--- Start of Recorded data ---

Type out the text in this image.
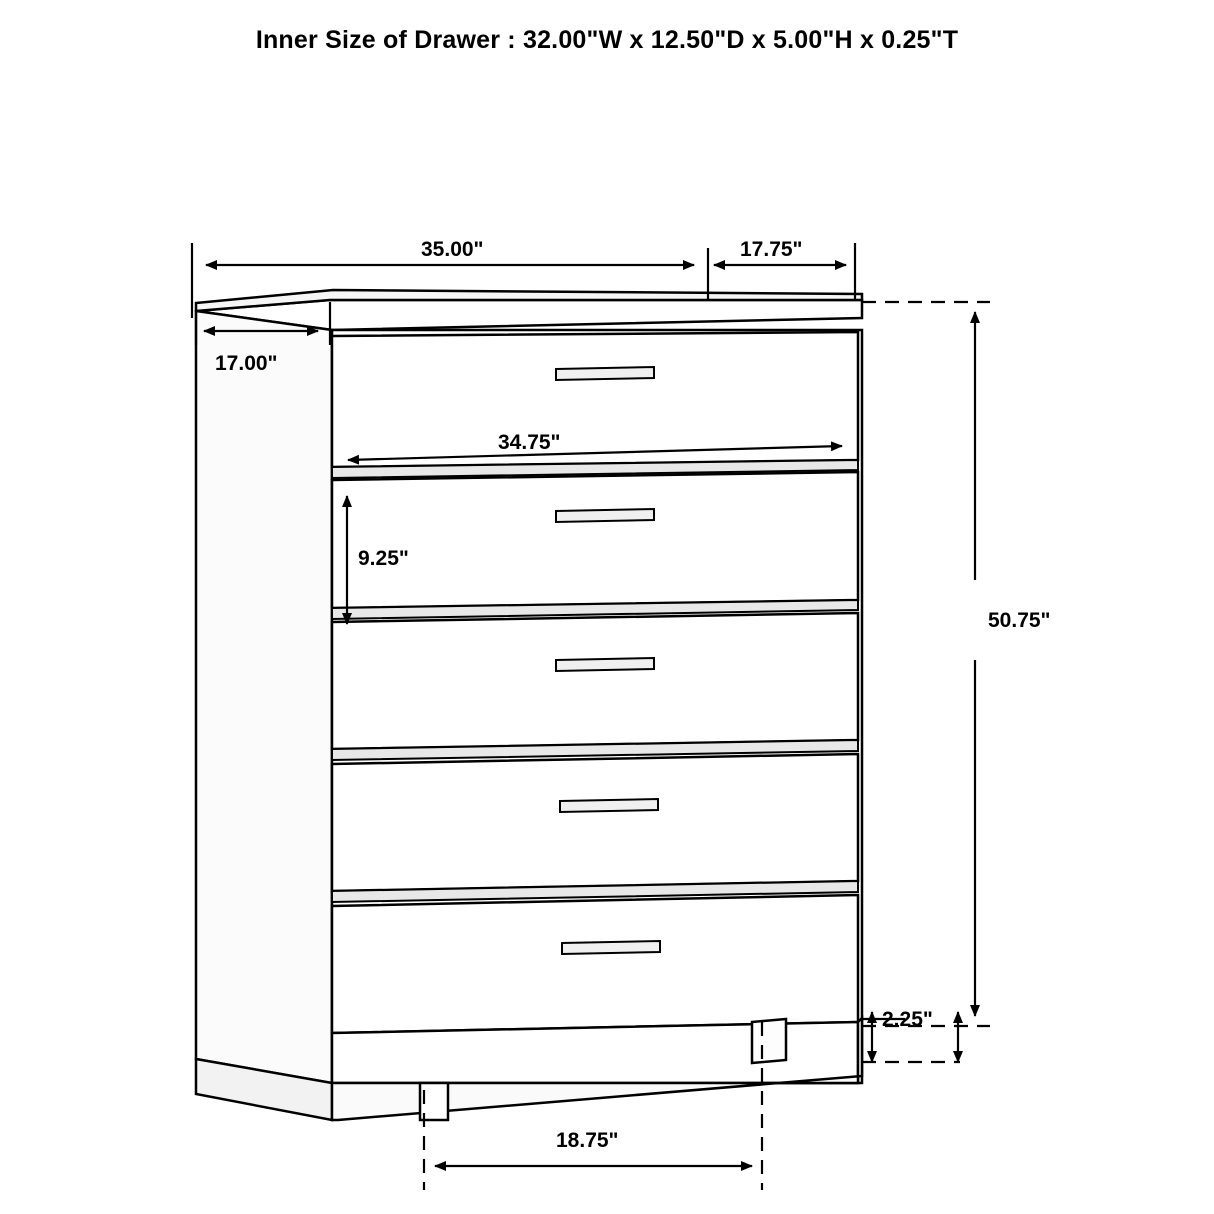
Inner Size of Drawer : 32.00"W x 12.50"D x 5.00"H x 0.25"T
35.00"	17.75"
17.00"
34.75"
9.25"
50.75"
2.25"
18.75"
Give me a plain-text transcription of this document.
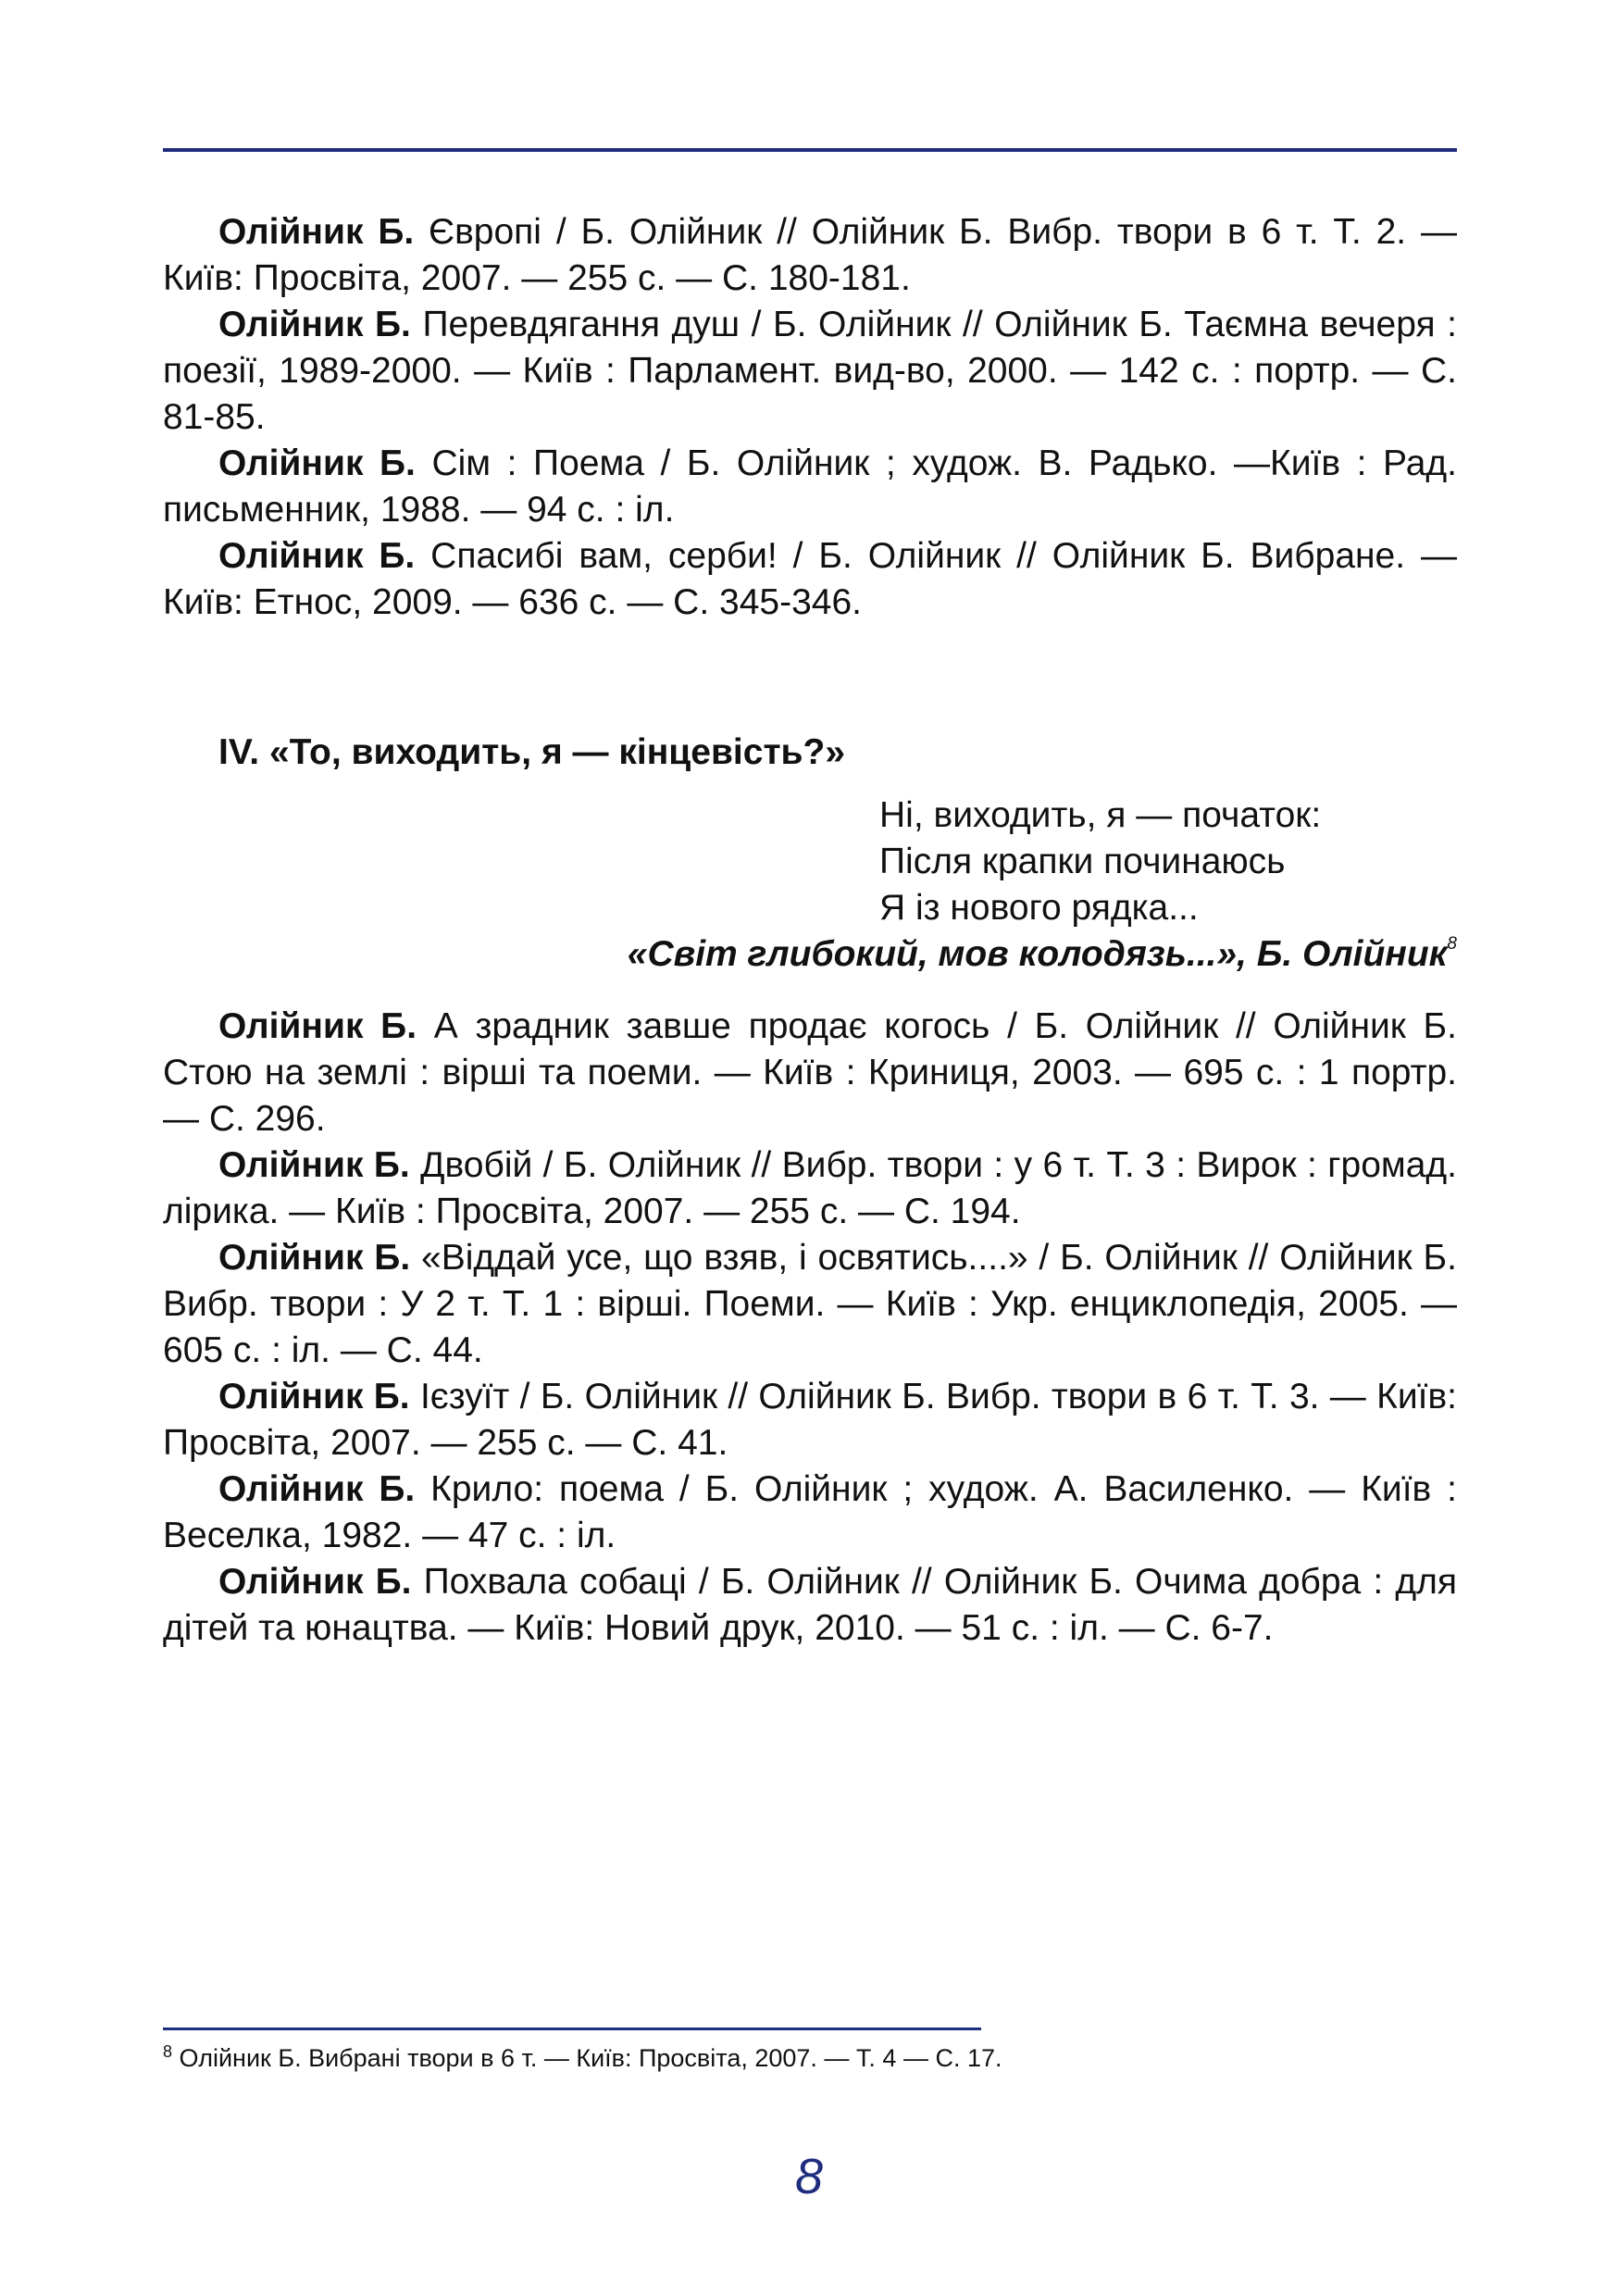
Олійник Б. Європі / Б. Олійник // Олійник Б. Вибр. твори в 6 т. Т. 2. — Київ: Просвіта, 2007. — 255 с. — С. 180-181.

Олійник Б. Перевдягання душ / Б. Олійник // Олійник Б. Таємна вечеря : поезії, 1989-2000. — Київ : Парламент. вид-во, 2000. — 142 с. : портр. — С. 81-85.

Олійник Б. Сім : Поема / Б. Олійник ; худож. В. Радько. —Київ : Рад. письменник, 1988. — 94 с. : іл.

Олійник Б. Спасибі вам, серби! / Б. Олійник // Олійник Б. Вибране. — Київ: Етнос, 2009. — 636 с. — С. 345-346.

IV. «То, виходить, я — кінцевість?»
Ні, виходить, я — початок:
Після крапки починаюсь
Я із нового рядка...
«Світ глибокий, мов колодязь...», Б. Олійник$^8$

Олійник Б. А зрадник завше продає когось / Б. Олійник // Олійник Б. Стою на землі : вірші та поеми. — Київ : Криниця, 2003. — 695 с. : 1 портр. — С. 296.

Олійник Б. Двобій / Б. Олійник // Вибр. твори : у 6 т. Т. 3 : Вирок : громад. лірика. — Київ : Просвіта, 2007. — 255 с. — С. 194.

Олійник Б. «Віддай усе, що взяв, і освятись....» / Б. Олійник // Олійник Б. Вибр. твори : У 2 т. Т. 1 : вірші. Поеми. — Київ : Укр. енциклопедія, 2005. — 605 с. : іл. — С. 44.

Олійник Б. Ієзуїт / Б. Олійник // Олійник Б. Вибр. твори в 6 т. Т. 3. — Київ: Просвіта, 2007. — 255 с. — С. 41.

Олійник Б. Крило: поема / Б. Олійник ; худож. А. Василенко. — Київ : Веселка, 1982. — 47 с. : іл.

Олійник Б. Похвала собаці / Б. Олійник // Олійник Б. Очима добра : для дітей та юнацтва. — Київ: Новий друк, 2010. — 51 с. : іл. — С. 6-7.

$^8$ Олійник Б. Вибрані твори в 6 т. — Київ: Просвіта, 2007. — Т. 4 — С. 17.
8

--- End of Recorded data ---

▶ _Aim_: Beginning at the line with "Give me a plain-text" and ending at the last line of the listing above, retype each line exactly, including those two lines. Leave the pictures out.

▶ _Exercise solution_:
Give me a plain-text transcription of this document.
Олійник Б. Європі / Б. Олійник // Олійник Б. Вибр. твори в 6 т. Т. 2. — Київ: Просвіта, 2007. — 255 с. — С. 180-181.

Олійник Б. Перевдягання душ / Б. Олійник // Олійник Б. Таємна вечеря : поезії, 1989-2000. — Київ : Парламент. вид-во, 2000. — 142 с. : портр. — С. 81-85.

Олійник Б. Сім : Поема / Б. Олійник ; худож. В. Радько. —Київ : Рад. письменник, 1988. — 94 с. : іл.

Олійник Б. Спасибі вам, серби! / Б. Олійник // Олійник Б. Вибране. — Київ: Етнос, 2009. — 636 с. — С. 345-346.

IV. «То, виходить, я — кінцевість?»
Ні, виходить, я — початок:
Після крапки починаюсь
Я із нового рядка...
«Світ глибокий, мов колодязь...», Б. Олійник$^8$

Олійник Б. А зрадник завше продає когось / Б. Олійник // Олійник Б. Стою на землі : вірші та поеми. — Київ : Криниця, 2003. — 695 с. : 1 портр. — С. 296.

Олійник Б. Двобій / Б. Олійник // Вибр. твори : у 6 т. Т. 3 : Вирок : громад. лірика. — Київ : Просвіта, 2007. — 255 с. — С. 194.

Олійник Б. «Віддай усе, що взяв, і освятись....» / Б. Олійник // Олійник Б. Вибр. твори : У 2 т. Т. 1 : вірші. Поеми. — Київ : Укр. енциклопедія, 2005. — 605 с. : іл. — С. 44.

Олійник Б. Ієзуїт / Б. Олійник // Олійник Б. Вибр. твори в 6 т. Т. 3. — Київ: Просвіта, 2007. — 255 с. — С. 41.

Олійник Б. Крило: поема / Б. Олійник ; худож. А. Василенко. — Київ : Веселка, 1982. — 47 с. : іл.

Олійник Б. Похвала собаці / Б. Олійник // Олійник Б. Очима добра : для дітей та юнацтва. — Київ: Новий друк, 2010. — 51 с. : іл. — С. 6-7.

$^8$ Олійник Б. Вибрані твори в 6 т. — Київ: Просвіта, 2007. — Т. 4 — С. 17.
8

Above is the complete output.